*LIST OF TASKS*
[a] Decide whether each statement below agrees with the text on Fuze and Blackboard. Answer yes or no for each and quote the words of the text that settle it. (i) Fuze meetings can hold at most 250 participants. (ii) Blackboard is based in Washington, D.C. (iii) Blackboard Collaborate is offered only as SaaS.
[b] Pick up the text on Fuze and Blackboard after its final sentence and keep writing.
═══ TEXT BLOCK ═══
Fuze's product is sold as a SaaS option.


Strengths: "Fuze fits really well in the healthcare space because it is HIPAA (Health Insurance Portability and Accountability Act) compliant and has licensed its technology for several apps that support patient care," said Preset. Fuze also supports use cases in education, government and creative services.

Customers say it offers high-quality video in a easy-to-use interface, according to Gartner.

Cautions: Fuze meetings are limited to 250 participants and the company has very little market presence outside North America and Europe.

The company's recording capabilities are also limited in comparison with some competitors on the quadrant.

Niche Player: Blackboard

Washington, D.C.-based learning and training collaboration specialist Blackboard ranked amongst the bottom of the pack in regards to vision and tied for last place in regards to execution.

"They're really strong in learning and training scenarios and part of that is their learning management capabilities," said Preset.

Deployment options for its Blackboard Collaborate product include SaaS and on-premise.
═══ EXCERPTED DATA ═══
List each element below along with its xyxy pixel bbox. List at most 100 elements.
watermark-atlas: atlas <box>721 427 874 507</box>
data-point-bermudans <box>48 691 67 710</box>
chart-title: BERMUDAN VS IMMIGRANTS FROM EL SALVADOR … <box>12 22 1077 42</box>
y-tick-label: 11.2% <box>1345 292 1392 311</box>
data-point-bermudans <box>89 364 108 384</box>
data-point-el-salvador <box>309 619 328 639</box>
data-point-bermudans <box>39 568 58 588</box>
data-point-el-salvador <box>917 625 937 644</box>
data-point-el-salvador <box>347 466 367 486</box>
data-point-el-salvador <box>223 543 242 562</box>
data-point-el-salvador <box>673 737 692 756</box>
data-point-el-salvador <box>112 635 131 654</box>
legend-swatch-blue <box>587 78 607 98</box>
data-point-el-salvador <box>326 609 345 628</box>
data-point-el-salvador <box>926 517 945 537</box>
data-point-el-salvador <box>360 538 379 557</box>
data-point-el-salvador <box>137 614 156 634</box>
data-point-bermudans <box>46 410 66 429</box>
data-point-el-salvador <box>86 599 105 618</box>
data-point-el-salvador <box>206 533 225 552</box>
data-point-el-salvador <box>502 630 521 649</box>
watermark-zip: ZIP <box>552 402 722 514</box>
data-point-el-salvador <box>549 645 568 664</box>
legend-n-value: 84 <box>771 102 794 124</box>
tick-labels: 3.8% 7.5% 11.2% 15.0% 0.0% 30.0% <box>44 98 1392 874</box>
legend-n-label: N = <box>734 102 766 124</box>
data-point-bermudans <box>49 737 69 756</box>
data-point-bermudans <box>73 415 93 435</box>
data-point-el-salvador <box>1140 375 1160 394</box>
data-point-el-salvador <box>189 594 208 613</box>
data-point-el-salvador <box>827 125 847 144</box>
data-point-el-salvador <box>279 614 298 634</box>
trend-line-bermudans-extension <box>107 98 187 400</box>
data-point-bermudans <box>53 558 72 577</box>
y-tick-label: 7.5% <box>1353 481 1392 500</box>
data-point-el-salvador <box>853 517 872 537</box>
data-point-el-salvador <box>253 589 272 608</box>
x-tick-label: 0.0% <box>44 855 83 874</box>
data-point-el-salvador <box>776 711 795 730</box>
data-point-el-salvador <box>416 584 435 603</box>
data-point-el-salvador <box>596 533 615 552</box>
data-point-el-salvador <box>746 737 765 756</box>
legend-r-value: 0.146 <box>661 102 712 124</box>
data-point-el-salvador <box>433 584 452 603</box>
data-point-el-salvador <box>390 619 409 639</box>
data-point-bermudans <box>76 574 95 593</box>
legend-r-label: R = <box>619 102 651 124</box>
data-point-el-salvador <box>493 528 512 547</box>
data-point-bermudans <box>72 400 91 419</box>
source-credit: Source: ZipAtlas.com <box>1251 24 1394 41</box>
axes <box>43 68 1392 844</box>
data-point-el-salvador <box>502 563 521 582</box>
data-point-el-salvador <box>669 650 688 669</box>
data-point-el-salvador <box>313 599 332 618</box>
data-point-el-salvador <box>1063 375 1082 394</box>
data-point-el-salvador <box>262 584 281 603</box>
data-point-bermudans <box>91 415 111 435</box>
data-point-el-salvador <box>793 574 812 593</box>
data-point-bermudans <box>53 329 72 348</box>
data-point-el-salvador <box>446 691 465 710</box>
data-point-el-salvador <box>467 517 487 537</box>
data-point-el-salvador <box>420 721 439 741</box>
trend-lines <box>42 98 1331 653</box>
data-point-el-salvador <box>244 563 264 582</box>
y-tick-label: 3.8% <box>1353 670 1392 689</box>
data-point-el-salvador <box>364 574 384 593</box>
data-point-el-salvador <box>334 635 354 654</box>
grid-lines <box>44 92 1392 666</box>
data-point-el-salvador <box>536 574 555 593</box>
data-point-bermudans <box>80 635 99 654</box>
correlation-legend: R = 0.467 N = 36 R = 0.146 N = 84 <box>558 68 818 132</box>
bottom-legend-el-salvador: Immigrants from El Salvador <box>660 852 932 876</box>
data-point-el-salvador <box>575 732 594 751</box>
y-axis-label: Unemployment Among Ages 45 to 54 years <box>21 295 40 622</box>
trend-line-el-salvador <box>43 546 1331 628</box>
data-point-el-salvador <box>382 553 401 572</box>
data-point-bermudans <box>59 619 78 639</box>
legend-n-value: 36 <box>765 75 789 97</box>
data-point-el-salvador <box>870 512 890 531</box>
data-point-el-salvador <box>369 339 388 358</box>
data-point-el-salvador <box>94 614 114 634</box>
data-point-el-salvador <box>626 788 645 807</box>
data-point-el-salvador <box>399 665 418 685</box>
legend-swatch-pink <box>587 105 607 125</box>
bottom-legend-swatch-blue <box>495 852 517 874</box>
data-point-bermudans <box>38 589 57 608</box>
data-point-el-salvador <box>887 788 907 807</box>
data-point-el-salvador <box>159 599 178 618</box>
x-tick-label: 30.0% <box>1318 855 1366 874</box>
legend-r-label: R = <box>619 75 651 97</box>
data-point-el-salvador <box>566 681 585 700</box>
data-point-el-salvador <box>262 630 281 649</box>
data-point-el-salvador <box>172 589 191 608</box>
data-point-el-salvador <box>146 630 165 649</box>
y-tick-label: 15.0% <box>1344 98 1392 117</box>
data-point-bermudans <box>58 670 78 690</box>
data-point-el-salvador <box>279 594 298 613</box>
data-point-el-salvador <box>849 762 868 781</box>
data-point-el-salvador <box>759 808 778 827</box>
═══
*EXPECTED RESULTS*
[a]
(i) Yes: "Fuze meetings are limited to 250 participants"
(ii) Yes: "Washington, D.C.-based learning and training collaboration specialist Blackboard"
(iii) No: "Deployment options for its Blackboard Collaborate product include SaaS and on-premise."

[b]
Strengths: Blackboard Collaborate has rich capabilities to support learning and training scenarios in virtual classroom environments in the enterprise, higher education, healthcare and government sectors, according to Gartner.

The company's new WebRTC-based system – Blackboard Collaborate with Ultra – requires no browser plug-in that customers say is easy to use, said Preset.

Cautions: Blackboard Collaborate is closely associated with Blackboard Learn – the company's learning management system – and is less frequently purchased for stand-alone internal collaboration than its competitors.

"One doesn't often encounter the Blackboard Collaborate web conferencing tool in scenarios in which enterprises have not already invested in their learning management system," said Preset.

Blackboard is also moving away from its Java implementation and existing customers will need to assess how to shift to WebRTC.

Niche Player: LogMeIn

Another new vendor to the quadrant is cloud-based collaboration and SaaS specialist LogMeIn, ranked amongst the lower end of the quadrant for both execution and vision.

"It possibly has one of the easiest to use web conference product that is fully browser-based," said Preset.

The Boston, Mass.-based vendor's Join.Me product is available as a SaaS product.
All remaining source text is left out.